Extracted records
# # #

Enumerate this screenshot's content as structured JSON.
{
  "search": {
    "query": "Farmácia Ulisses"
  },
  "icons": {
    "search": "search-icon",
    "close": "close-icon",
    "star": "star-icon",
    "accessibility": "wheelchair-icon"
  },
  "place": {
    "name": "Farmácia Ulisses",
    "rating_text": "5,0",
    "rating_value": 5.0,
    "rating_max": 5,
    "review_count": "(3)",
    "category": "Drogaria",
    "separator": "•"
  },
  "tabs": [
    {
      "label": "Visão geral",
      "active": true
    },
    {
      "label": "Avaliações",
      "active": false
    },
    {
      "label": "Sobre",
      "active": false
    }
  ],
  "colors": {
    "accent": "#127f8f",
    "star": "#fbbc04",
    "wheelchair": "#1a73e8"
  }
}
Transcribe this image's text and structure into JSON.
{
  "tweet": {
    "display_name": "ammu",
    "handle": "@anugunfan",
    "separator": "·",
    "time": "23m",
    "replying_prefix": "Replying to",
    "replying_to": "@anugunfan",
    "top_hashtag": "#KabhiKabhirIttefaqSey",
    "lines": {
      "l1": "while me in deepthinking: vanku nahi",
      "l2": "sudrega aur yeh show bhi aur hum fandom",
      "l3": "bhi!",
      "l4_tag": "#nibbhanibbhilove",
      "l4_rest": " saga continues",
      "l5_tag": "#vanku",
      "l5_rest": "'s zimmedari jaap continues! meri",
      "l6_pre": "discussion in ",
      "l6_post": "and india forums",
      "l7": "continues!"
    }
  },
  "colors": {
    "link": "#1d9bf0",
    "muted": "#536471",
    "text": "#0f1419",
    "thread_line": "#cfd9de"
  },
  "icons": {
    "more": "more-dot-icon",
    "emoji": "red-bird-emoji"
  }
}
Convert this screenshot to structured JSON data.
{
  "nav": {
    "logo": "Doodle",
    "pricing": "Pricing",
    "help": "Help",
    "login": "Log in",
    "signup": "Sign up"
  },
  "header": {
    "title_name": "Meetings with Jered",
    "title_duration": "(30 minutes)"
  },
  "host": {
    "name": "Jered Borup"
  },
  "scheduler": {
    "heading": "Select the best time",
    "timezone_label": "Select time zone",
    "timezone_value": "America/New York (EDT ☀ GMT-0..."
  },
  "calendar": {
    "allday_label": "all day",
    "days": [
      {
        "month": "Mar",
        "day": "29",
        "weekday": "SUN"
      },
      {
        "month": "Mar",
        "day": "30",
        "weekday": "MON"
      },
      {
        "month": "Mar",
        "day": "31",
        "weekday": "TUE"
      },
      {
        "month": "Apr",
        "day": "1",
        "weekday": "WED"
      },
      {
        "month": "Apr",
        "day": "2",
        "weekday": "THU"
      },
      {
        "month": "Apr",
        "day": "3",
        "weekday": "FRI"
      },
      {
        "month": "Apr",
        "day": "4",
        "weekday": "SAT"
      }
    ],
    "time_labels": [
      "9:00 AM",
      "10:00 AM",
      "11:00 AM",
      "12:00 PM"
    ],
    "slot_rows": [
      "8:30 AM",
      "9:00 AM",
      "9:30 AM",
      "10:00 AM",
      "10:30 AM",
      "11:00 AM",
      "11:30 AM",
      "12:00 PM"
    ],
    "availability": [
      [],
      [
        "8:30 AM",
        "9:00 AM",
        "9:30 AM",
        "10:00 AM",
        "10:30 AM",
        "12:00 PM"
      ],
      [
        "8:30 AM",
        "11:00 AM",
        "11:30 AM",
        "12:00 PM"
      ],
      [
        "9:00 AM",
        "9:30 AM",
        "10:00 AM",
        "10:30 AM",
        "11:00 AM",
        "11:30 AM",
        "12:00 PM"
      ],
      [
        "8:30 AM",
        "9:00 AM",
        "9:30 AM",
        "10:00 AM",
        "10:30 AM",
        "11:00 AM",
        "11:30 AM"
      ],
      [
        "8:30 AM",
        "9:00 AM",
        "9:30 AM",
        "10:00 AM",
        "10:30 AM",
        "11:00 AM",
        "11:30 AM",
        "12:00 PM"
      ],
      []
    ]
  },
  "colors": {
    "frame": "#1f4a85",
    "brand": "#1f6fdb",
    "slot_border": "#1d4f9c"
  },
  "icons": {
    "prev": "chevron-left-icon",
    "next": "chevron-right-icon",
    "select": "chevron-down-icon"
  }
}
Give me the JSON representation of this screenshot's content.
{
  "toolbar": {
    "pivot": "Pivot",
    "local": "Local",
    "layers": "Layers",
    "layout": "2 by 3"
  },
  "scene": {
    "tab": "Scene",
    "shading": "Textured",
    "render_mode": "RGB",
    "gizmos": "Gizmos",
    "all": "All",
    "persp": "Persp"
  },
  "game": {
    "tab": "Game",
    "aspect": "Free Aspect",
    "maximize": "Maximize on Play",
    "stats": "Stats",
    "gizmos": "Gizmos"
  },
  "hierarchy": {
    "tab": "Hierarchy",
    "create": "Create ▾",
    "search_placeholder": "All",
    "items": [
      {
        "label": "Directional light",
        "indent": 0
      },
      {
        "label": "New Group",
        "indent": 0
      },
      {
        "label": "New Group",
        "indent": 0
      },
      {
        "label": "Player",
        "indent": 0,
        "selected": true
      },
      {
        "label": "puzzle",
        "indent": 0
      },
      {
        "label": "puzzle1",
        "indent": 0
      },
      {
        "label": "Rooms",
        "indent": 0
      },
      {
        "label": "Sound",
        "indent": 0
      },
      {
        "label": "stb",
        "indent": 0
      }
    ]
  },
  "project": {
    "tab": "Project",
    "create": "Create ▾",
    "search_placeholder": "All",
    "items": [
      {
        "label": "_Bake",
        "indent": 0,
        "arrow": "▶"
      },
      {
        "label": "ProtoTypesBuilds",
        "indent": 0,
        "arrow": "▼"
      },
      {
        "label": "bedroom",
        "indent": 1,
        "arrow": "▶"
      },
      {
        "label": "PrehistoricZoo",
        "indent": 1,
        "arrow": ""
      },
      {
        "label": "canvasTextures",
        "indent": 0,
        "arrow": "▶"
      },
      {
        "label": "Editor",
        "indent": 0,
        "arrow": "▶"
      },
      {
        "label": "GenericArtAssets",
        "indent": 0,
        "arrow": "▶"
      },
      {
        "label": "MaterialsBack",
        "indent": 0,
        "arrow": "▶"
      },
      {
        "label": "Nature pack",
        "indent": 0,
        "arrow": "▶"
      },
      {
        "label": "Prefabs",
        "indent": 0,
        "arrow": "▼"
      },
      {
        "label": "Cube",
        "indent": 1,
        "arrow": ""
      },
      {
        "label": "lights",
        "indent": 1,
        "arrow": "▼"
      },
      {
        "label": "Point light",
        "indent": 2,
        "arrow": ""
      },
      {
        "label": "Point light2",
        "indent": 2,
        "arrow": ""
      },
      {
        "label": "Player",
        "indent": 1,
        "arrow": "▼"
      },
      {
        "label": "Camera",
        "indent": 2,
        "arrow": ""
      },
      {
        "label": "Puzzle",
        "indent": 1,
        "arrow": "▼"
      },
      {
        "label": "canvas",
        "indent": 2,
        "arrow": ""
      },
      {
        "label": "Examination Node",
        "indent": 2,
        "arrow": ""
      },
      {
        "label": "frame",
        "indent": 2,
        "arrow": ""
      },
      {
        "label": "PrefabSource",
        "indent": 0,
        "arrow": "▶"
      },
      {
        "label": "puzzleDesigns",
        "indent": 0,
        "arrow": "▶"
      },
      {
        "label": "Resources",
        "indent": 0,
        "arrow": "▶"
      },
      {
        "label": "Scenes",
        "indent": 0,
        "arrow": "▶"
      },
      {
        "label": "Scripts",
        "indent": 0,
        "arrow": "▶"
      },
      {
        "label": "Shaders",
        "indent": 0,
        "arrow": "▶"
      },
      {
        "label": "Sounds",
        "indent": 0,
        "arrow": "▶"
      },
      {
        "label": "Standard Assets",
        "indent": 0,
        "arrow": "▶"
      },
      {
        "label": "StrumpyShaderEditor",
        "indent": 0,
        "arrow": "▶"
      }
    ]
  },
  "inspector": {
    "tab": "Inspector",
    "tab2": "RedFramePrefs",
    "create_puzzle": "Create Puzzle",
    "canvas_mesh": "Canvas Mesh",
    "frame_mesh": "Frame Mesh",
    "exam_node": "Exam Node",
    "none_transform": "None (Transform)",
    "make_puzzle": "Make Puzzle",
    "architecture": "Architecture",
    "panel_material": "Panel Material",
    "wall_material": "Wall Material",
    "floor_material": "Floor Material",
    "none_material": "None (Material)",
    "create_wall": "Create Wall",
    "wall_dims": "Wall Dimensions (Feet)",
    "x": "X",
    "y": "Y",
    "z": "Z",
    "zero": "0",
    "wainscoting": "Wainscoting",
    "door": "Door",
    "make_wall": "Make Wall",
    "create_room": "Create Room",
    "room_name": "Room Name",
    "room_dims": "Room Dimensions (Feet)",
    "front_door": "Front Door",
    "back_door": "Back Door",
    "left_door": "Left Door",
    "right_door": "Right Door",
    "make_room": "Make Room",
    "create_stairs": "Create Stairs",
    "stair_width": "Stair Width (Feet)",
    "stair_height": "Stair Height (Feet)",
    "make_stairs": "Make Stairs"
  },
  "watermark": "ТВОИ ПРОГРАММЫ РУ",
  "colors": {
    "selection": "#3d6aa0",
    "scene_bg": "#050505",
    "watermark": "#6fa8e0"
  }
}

# # #

Work to complete: Locate all lines in the listing above with the word "Mesh". Copy them.

Response:
    "canvas_mesh": "Canvas Mesh",
    "frame_mesh": "Frame Mesh",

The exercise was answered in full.